■ Data items ■
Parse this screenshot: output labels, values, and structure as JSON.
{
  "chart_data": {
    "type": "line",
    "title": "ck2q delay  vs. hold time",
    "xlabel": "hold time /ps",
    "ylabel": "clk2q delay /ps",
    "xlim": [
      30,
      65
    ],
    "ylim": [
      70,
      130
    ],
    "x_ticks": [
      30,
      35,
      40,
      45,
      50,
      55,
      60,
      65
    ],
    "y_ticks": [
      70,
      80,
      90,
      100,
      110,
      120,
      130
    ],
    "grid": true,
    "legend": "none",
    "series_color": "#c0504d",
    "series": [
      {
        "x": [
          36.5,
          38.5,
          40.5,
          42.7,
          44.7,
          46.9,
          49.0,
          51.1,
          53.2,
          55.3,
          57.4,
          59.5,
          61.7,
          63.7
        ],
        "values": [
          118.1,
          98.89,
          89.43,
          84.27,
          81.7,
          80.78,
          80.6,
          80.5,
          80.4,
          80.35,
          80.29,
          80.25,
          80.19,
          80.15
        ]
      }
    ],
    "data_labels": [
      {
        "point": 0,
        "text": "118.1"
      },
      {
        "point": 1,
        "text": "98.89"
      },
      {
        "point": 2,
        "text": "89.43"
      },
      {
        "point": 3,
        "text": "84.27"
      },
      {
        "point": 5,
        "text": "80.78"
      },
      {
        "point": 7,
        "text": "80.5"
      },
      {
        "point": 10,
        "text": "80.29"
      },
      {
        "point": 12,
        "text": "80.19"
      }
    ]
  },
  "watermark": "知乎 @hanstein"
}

■ YOUR INSTRUCTIONS ■
Here, the records must be output exactly and in full.

■ REPLY TO THE TASK ■
Parse this screenshot: output labels, values, and structure as JSON.
{
  "chart_data": {
    "type": "line",
    "title": "ck2q delay  vs. hold time",
    "xlabel": "hold time /ps",
    "ylabel": "clk2q delay /ps",
    "xlim": [
      30,
      65
    ],
    "ylim": [
      70,
      130
    ],
    "x_ticks": [
      30,
      35,
      40,
      45,
      50,
      55,
      60,
      65
    ],
    "y_ticks": [
      70,
      80,
      90,
      100,
      110,
      120,
      130
    ],
    "grid": true,
    "legend": "none",
    "series_color": "#c0504d",
    "series": [
      {
        "x": [
          36.5,
          38.5,
          40.5,
          42.7,
          44.7,
          46.9,
          49.0,
          51.1,
          53.2,
          55.3,
          57.4,
          59.5,
          61.7,
          63.7
        ],
        "values": [
          118.1,
          98.89,
          89.43,
          84.27,
          81.7,
          80.78,
          80.6,
          80.5,
          80.4,
          80.35,
          80.29,
          80.25,
          80.19,
          80.15
        ]
      }
    ],
    "data_labels": [
      {
        "point": 0,
        "text": "118.1"
      },
      {
        "point": 1,
        "text": "98.89"
      },
      {
        "point": 2,
        "text": "89.43"
      },
      {
        "point": 3,
        "text": "84.27"
      },
      {
        "point": 5,
        "text": "80.78"
      },
      {
        "point": 7,
        "text": "80.5"
      },
      {
        "point": 10,
        "text": "80.29"
      },
      {
        "point": 12,
        "text": "80.19"
      }
    ]
  },
  "watermark": "知乎 @hanstein"
}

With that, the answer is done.